__Requirement__
Write the entries out again exactly as they stand, but without the pictures.

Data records
━━━━━━━━━━━━━━━━

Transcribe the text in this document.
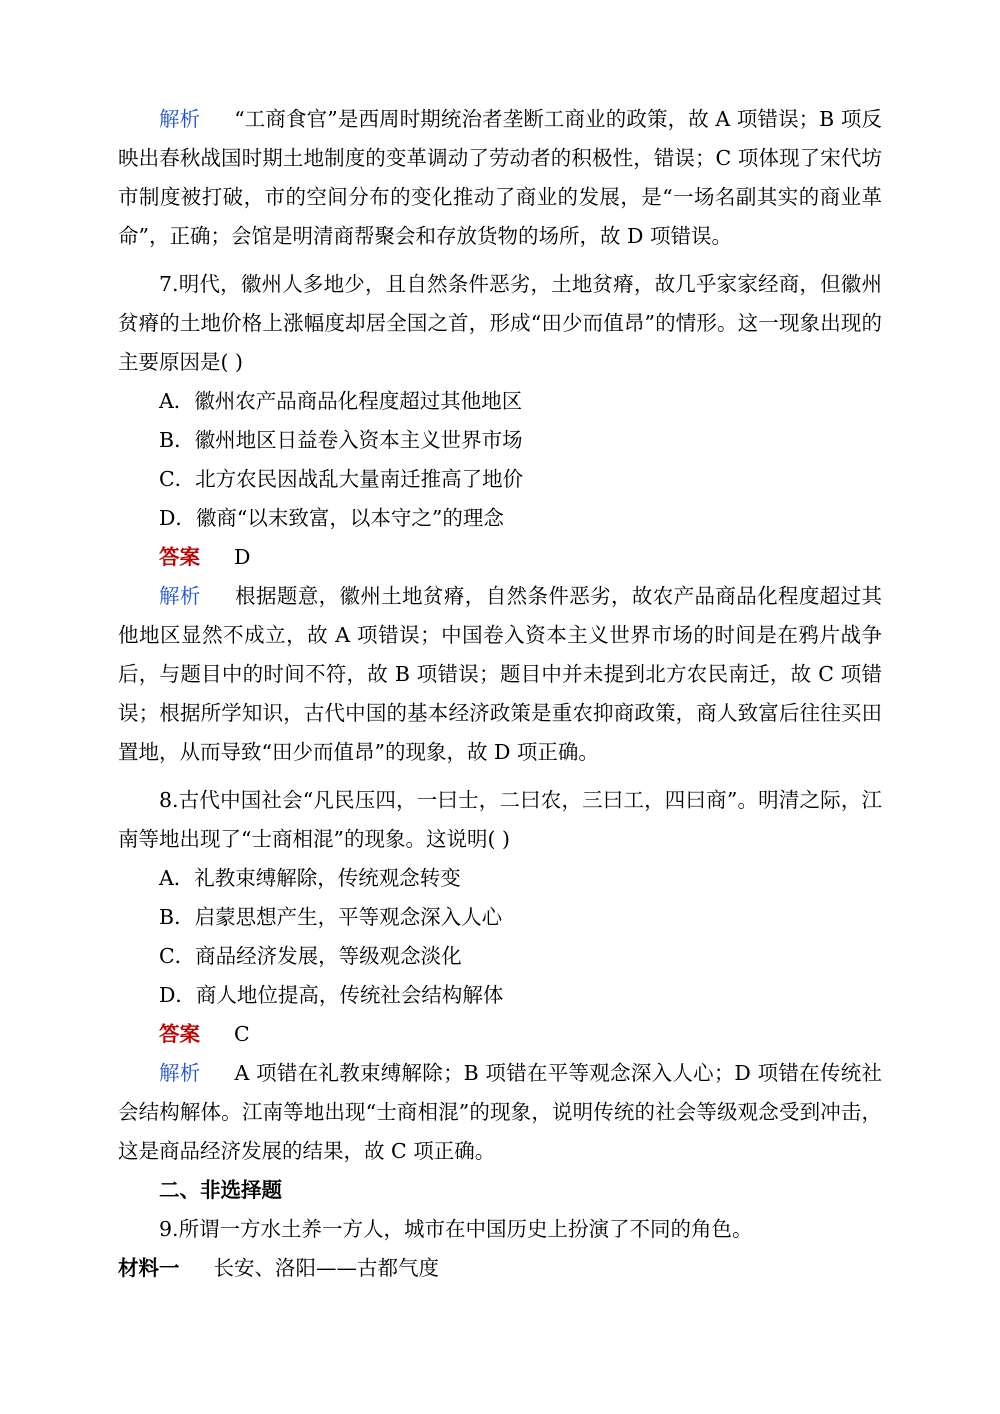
解析 “工商食官”是西周时期统治者垄断工商业的政策，故 A 项错误；B 项反映出春秋战国时期土地制度的变革调动了劳动者的积极性，错误；C 项体现了宋代坊市制度被打破，市的空间分布的变化推动了商业的发展，是“一场名副其实的商业革命”，正确；会馆是明清商帮聚会和存放货物的场所，故 D 项错误。

7.明代，徽州人多地少，且自然条件恶劣，土地贫瘠，故几乎家家经商，但徽州贫瘠的土地价格上涨幅度却居全国之首，形成“田少而值昂”的情形。这一现象出现的主要原因是( )

A．徽州农产品商品化程度超过其他地区

B．徽州地区日益卷入资本主义世界市场

C．北方农民因战乱大量南迁推高了地价

D．徽商“以末致富，以本守之”的理念

答案 D

解析 根据题意，徽州土地贫瘠，自然条件恶劣，故农产品商品化程度超过其他地区显然不成立，故 A 项错误；中国卷入资本主义世界市场的时间是在鸦片战争后，与题目中的时间不符，故 B 项错误；题目中并未提到北方农民南迁，故 C 项错误；根据所学知识，古代中国的基本经济政策是重农抑商政策，商人致富后往往买田置地，从而导致“田少而值昂”的现象，故 D 项正确。

8.古代中国社会“凡民压四，一曰士，二曰农，三曰工，四曰商”。明清之际，江南等地出现了“士商相混”的现象。这说明( )

A．礼教束缚解除，传统观念转变

B．启蒙思想产生，平等观念深入人心

C．商品经济发展，等级观念淡化

D．商人地位提高，传统社会结构解体

答案 C

解析 A 项错在礼教束缚解除；B 项错在平等观念深入人心；D 项错在传统社会结构解体。江南等地出现“士商相混”的现象，说明传统的社会等级观念受到冲击，这是商品经济发展的结果，故 C 项正确。

二、非选择题

9.所谓一方水土养一方人，城市在中国历史上扮演了不同的角色。

材料一 长安、洛阳——古都气度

━━━━━━━━━━━━━━━━

__Result__
Transcribe the text in this document.
解析 “工商食官”是西周时期统治者垄断工商业的政策，故 A 项错误；B 项反映出春秋战国时期土地制度的变革调动了劳动者的积极性，错误；C 项体现了宋代坊市制度被打破，市的空间分布的变化推动了商业的发展，是“一场名副其实的商业革命”，正确；会馆是明清商帮聚会和存放货物的场所，故 D 项错误。

7.明代，徽州人多地少，且自然条件恶劣，土地贫瘠，故几乎家家经商，但徽州贫瘠的土地价格上涨幅度却居全国之首，形成“田少而值昂”的情形。这一现象出现的主要原因是( )

A．徽州农产品商品化程度超过其他地区

B．徽州地区日益卷入资本主义世界市场

C．北方农民因战乱大量南迁推高了地价

D．徽商“以末致富，以本守之”的理念

答案 D

解析 根据题意，徽州土地贫瘠，自然条件恶劣，故农产品商品化程度超过其他地区显然不成立，故 A 项错误；中国卷入资本主义世界市场的时间是在鸦片战争后，与题目中的时间不符，故 B 项错误；题目中并未提到北方农民南迁，故 C 项错误；根据所学知识，古代中国的基本经济政策是重农抑商政策，商人致富后往往买田置地，从而导致“田少而值昂”的现象，故 D 项正确。

8.古代中国社会“凡民压四，一曰士，二曰农，三曰工，四曰商”。明清之际，江南等地出现了“士商相混”的现象。这说明( )

A．礼教束缚解除，传统观念转变

B．启蒙思想产生，平等观念深入人心

C．商品经济发展，等级观念淡化

D．商人地位提高，传统社会结构解体

答案 C

解析 A 项错在礼教束缚解除；B 项错在平等观念深入人心；D 项错在传统社会结构解体。江南等地出现“士商相混”的现象，说明传统的社会等级观念受到冲击，这是商品经济发展的结果，故 C 项正确。

二、非选择题

9.所谓一方水土养一方人，城市在中国历史上扮演了不同的角色。

材料一 长安、洛阳——古都气度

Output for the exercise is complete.